Source excerpt =
----
National Review, May 5, 2003 by Pia De Solenni

Why There Are No Good Men Left: The Romantic Plight of the New Single Woman, by Barbara Dafoe Whitehead (Broadway, 210 pp., $22.95)

The plight of the modern accomplished woman: She tries to have it all, and too often ends up both alone and unhappy. This book examines the rise of the new single woman who fails in one relationship after another, whose ring finger remains conspicuously bare despite her obvious attempts to win a diamond.

Author Barbara Dafoe Whitehead recounts the stories of various women and their particular difficulties finding Mr. Right. Story after story features a less than desirable specimen of the male human being, but the accounts tend to look outward and not inward. The book never really addresses the underlying practical issue: What are women doing that puts them in the situation they face now? Most of our grandmothers found romance, and were more satisfied as women than the "new single women" -- they had the husbands and families that the women in this book can't seem to acquire. Today's young women can become masters of the universe, but they apparently can't figure out how to meet and marry a good man, something women have been able to do since time immemorial.

Women have changed, in some ways for the worse. (I should mention that I am a member of the cohort Whitehead is examining -- young, educated, single, and with a somewhat successful career -- so I have standing to weigh in on this question.) The problem is not that more women go to university or have careers; in the past, plenty of women managed to do these things -- and also get married and have families. Now, however, being educated and accomplished carries a feminist stigma. Radical feminists didn't understand that there's a way to be educated, intelligent, and accomplished without compromising their identity as women. So they decided to act like men. To be precise, they advocated that women act like men behaving badly.

In the pre-feminist era, relationships had a way of happening and working. Men took the initiative (even if some women skillfully choreographed them into doing it). This was part of the way a man showed that he was willing and able to protect, provide for, and cherish his woman. Not incidentally, these are all things that women still want. For their part, women were "empowered with choice" -- able to select among the men who offered, and even sometimes to exercise a strong influence over who could make an offer. Being the object of a man's desire meant that he wanted her for more than just the night. He was willing to prove that he was worthy of spending the rest of his life with her. A woman was someone worth sacrificing for; starting with sex, she had something that a man had to work for. In short: She was in control. At age twelve, a friend of mine was told by her father, "Women don't know it, but they control their relationships with men."
----
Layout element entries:
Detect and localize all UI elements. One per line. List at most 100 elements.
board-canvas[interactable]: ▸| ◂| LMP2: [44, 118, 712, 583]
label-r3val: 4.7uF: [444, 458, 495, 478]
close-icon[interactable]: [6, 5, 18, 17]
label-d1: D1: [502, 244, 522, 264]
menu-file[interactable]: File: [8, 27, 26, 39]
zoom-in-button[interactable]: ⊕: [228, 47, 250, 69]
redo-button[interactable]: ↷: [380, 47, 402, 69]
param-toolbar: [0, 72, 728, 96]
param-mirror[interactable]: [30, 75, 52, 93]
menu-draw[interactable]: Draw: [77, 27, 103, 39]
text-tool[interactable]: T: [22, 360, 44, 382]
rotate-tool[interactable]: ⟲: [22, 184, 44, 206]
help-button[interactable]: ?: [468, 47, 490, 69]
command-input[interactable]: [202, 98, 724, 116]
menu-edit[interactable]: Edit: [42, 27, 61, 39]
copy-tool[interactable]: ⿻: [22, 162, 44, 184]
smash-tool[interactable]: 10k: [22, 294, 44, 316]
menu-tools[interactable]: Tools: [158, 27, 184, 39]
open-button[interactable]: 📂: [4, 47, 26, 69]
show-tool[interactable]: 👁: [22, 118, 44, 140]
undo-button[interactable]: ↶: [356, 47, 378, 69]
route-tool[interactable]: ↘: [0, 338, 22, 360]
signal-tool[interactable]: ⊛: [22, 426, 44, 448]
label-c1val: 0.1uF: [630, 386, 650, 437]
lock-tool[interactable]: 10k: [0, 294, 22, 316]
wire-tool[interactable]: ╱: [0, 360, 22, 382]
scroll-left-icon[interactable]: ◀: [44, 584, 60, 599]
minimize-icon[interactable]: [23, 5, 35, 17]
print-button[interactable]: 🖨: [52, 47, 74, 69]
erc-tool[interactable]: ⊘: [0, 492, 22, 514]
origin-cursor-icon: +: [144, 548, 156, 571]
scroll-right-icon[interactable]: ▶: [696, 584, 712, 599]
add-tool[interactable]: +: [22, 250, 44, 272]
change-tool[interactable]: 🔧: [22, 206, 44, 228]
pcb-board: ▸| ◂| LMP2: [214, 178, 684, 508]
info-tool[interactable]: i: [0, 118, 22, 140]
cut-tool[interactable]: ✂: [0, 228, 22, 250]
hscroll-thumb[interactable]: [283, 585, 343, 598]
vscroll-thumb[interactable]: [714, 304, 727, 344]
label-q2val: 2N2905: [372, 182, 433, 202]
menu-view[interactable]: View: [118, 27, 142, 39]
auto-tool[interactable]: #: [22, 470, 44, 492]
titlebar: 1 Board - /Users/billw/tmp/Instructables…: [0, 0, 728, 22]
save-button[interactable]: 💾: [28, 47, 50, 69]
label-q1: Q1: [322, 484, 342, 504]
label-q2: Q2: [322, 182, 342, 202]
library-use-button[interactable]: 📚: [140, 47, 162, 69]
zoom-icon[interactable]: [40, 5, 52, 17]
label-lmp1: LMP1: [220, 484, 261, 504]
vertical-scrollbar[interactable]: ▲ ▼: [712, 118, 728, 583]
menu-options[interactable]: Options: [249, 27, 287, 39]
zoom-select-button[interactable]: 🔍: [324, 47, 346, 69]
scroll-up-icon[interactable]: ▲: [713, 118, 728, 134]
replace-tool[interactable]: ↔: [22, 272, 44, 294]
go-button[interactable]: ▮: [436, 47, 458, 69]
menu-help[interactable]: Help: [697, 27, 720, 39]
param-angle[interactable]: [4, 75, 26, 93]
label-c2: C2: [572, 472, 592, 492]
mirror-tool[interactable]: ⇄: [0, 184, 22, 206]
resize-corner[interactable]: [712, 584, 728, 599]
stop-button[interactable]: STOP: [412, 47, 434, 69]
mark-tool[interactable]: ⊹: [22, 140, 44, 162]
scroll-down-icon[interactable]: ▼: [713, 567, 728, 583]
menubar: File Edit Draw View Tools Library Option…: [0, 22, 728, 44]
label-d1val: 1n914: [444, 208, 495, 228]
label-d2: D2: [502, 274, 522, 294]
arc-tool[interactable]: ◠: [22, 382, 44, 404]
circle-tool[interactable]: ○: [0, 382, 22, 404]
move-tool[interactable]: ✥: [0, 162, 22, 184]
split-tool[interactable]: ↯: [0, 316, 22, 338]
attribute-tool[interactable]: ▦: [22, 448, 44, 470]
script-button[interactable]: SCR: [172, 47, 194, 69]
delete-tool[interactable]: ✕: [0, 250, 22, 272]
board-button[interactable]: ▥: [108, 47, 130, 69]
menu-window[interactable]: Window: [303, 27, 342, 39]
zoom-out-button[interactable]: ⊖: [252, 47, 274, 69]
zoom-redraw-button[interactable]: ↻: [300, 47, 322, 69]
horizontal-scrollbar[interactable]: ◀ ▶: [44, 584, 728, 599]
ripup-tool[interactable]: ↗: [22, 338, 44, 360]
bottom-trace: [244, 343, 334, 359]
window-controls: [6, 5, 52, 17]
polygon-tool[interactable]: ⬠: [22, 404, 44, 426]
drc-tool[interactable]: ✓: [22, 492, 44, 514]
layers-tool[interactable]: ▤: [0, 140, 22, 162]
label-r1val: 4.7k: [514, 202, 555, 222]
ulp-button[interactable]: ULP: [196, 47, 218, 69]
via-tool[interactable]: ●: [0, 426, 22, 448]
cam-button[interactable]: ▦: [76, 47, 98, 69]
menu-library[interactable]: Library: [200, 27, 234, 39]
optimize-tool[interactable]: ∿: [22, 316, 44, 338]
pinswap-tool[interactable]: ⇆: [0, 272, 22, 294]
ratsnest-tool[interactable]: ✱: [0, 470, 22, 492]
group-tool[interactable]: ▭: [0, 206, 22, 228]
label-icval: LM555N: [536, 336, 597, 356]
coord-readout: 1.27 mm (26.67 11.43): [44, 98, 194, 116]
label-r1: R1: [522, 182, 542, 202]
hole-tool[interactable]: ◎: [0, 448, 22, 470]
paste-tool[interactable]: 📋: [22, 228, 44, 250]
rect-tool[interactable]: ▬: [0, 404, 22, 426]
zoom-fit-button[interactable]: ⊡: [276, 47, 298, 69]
----
What you will do =
A: Please reproduce the part of the book review starting with "Why There Are" and going on through "win a diamond.".
B: List the traits the book review gives for the cohort Whitehead is examining.

The responses =
A:
Why There Are No Good Men Left: The Romantic Plight of the New Single Woman, by Barbara Dafoe Whitehead (Broadway, 210 pp., $22.95)

The plight of the modern accomplished woman: She tries to have it all, and too often ends up both alone and unhappy. This book examines the rise of the new single woman who fails in one relationship after another, whose ring finger remains conspicuously bare despite her obvious attempts to win a diamond.

B:
- young
- educated
- single
- with a somewhat successful career